[Work instructions]:
Each line of the material must be returned exactly.

[Records to process]:
::::::::::
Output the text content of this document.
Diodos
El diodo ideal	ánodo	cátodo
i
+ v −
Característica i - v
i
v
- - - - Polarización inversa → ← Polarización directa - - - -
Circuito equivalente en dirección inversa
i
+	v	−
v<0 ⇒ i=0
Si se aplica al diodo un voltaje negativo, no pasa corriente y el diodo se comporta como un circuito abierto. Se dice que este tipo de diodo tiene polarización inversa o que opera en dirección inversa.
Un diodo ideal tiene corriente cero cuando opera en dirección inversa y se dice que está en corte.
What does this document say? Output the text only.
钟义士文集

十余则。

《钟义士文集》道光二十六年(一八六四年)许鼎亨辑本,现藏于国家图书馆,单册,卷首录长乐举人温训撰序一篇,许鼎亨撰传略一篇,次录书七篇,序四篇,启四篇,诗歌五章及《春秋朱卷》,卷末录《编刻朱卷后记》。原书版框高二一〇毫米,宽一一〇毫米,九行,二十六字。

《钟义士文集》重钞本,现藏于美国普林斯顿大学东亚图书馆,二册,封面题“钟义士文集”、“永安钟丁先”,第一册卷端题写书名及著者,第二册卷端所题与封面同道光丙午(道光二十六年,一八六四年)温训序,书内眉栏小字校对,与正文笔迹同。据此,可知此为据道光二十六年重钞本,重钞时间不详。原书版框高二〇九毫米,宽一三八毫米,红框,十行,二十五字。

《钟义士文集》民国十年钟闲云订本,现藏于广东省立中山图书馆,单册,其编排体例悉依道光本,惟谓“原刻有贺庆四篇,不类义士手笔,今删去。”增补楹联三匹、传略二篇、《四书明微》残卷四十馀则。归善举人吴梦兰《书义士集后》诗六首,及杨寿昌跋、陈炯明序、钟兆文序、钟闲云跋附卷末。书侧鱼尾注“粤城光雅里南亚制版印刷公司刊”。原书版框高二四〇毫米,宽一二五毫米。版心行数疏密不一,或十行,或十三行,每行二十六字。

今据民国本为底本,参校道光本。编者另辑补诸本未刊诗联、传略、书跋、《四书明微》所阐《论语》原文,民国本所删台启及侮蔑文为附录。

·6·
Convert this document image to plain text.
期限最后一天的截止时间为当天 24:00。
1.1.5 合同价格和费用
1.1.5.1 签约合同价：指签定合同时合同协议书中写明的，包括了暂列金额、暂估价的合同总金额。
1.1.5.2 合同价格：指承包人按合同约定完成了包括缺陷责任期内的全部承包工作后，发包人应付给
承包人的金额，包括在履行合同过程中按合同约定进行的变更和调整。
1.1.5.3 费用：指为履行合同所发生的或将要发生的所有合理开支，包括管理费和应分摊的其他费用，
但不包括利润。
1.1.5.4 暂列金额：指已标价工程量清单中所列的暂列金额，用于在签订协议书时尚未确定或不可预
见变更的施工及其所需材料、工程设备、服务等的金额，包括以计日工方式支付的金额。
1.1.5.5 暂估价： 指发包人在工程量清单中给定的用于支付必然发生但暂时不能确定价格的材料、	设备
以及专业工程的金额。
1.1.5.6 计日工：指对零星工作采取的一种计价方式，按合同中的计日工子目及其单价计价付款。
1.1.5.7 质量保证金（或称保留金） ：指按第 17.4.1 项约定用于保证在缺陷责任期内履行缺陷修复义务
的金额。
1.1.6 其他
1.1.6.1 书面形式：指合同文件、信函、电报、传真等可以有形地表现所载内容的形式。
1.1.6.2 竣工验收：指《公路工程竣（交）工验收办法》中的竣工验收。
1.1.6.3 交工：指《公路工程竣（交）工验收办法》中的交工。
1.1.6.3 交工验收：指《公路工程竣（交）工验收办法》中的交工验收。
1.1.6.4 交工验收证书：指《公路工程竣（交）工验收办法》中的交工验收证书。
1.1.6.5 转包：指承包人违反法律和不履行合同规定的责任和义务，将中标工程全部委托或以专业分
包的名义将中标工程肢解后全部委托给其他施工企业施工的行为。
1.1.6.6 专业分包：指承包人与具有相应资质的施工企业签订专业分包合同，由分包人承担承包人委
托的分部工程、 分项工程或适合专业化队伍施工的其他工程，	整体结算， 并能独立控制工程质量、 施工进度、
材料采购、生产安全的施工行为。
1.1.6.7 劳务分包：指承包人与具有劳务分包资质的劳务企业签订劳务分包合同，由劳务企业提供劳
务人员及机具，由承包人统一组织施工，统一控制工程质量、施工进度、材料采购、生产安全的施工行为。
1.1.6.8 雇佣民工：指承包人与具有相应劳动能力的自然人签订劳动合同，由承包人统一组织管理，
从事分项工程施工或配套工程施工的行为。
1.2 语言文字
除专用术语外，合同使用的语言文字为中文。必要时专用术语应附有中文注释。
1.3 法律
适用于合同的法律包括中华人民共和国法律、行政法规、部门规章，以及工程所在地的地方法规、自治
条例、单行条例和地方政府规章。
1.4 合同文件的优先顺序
::::::::::
[Answer to this task]:
Output the text content of this document.
Diodos
El diodo ideal	ánodo	cátodo
i
+ v −
Característica i - v
i
v
- - - - Polarización inversa → ← Polarización directa - - - -
Circuito equivalente en dirección inversa
i
+	v	−
v<0 ⇒ i=0
Si se aplica al diodo un voltaje negativo, no pasa corriente y el diodo se comporta como un circuito abierto. Se dice que este tipo de diodo tiene polarización inversa o que opera en dirección inversa.
Un diodo ideal tiene corriente cero cuando opera en dirección inversa y se dice que está en corte.
What does this document say? Output the text only.
钟义士文集

十余则。

《钟义士文集》道光二十六年(一八六四年)许鼎亨辑本,现藏于国家图书馆,单册,卷首录长乐举人温训撰序一篇,许鼎亨撰传略一篇,次录书七篇,序四篇,启四篇,诗歌五章及《春秋朱卷》,卷末录《编刻朱卷后记》。原书版框高二一〇毫米,宽一一〇毫米,九行,二十六字。

《钟义士文集》重钞本,现藏于美国普林斯顿大学东亚图书馆,二册,封面题“钟义士文集”、“永安钟丁先”,第一册卷端题写书名及著者,第二册卷端所题与封面同道光丙午(道光二十六年,一八六四年)温训序,书内眉栏小字校对,与正文笔迹同。据此,可知此为据道光二十六年重钞本,重钞时间不详。原书版框高二〇九毫米,宽一三八毫米,红框,十行,二十五字。

《钟义士文集》民国十年钟闲云订本,现藏于广东省立中山图书馆,单册,其编排体例悉依道光本,惟谓“原刻有贺庆四篇,不类义士手笔,今删去。”增补楹联三匹、传略二篇、《四书明微》残卷四十馀则。归善举人吴梦兰《书义士集后》诗六首,及杨寿昌跋、陈炯明序、钟兆文序、钟闲云跋附卷末。书侧鱼尾注“粤城光雅里南亚制版印刷公司刊”。原书版框高二四〇毫米,宽一二五毫米。版心行数疏密不一,或十行,或十三行,每行二十六字。

今据民国本为底本,参校道光本。编者另辑补诸本未刊诗联、传略、书跋、《四书明微》所阐《论语》原文,民国本所删台启及侮蔑文为附录。

·6·
Convert this document image to plain text.
期限最后一天的截止时间为当天 24:00。
1.1.5 合同价格和费用
1.1.5.1 签约合同价：指签定合同时合同协议书中写明的，包括了暂列金额、暂估价的合同总金额。
1.1.5.2 合同价格：指承包人按合同约定完成了包括缺陷责任期内的全部承包工作后，发包人应付给
承包人的金额，包括在履行合同过程中按合同约定进行的变更和调整。
1.1.5.3 费用：指为履行合同所发生的或将要发生的所有合理开支，包括管理费和应分摊的其他费用，
但不包括利润。
1.1.5.4 暂列金额：指已标价工程量清单中所列的暂列金额，用于在签订协议书时尚未确定或不可预
见变更的施工及其所需材料、工程设备、服务等的金额，包括以计日工方式支付的金额。
1.1.5.5 暂估价： 指发包人在工程量清单中给定的用于支付必然发生但暂时不能确定价格的材料、	设备
以及专业工程的金额。
1.1.5.6 计日工：指对零星工作采取的一种计价方式，按合同中的计日工子目及其单价计价付款。
1.1.5.7 质量保证金（或称保留金） ：指按第 17.4.1 项约定用于保证在缺陷责任期内履行缺陷修复义务
的金额。
1.1.6 其他
1.1.6.1 书面形式：指合同文件、信函、电报、传真等可以有形地表现所载内容的形式。
1.1.6.2 竣工验收：指《公路工程竣（交）工验收办法》中的竣工验收。
1.1.6.3 交工：指《公路工程竣（交）工验收办法》中的交工。
1.1.6.3 交工验收：指《公路工程竣（交）工验收办法》中的交工验收。
1.1.6.4 交工验收证书：指《公路工程竣（交）工验收办法》中的交工验收证书。
1.1.6.5 转包：指承包人违反法律和不履行合同规定的责任和义务，将中标工程全部委托或以专业分
包的名义将中标工程肢解后全部委托给其他施工企业施工的行为。
1.1.6.6 专业分包：指承包人与具有相应资质的施工企业签订专业分包合同，由分包人承担承包人委
托的分部工程、 分项工程或适合专业化队伍施工的其他工程，	整体结算， 并能独立控制工程质量、 施工进度、
材料采购、生产安全的施工行为。
1.1.6.7 劳务分包：指承包人与具有劳务分包资质的劳务企业签订劳务分包合同，由劳务企业提供劳
务人员及机具，由承包人统一组织施工，统一控制工程质量、施工进度、材料采购、生产安全的施工行为。
1.1.6.8 雇佣民工：指承包人与具有相应劳动能力的自然人签订劳动合同，由承包人统一组织管理，
从事分项工程施工或配套工程施工的行为。
1.2 语言文字
除专用术语外，合同使用的语言文字为中文。必要时专用术语应附有中文注释。
1.3 法律
适用于合同的法律包括中华人民共和国法律、行政法规、部门规章，以及工程所在地的地方法规、自治
条例、单行条例和地方政府规章。
1.4 合同文件的优先顺序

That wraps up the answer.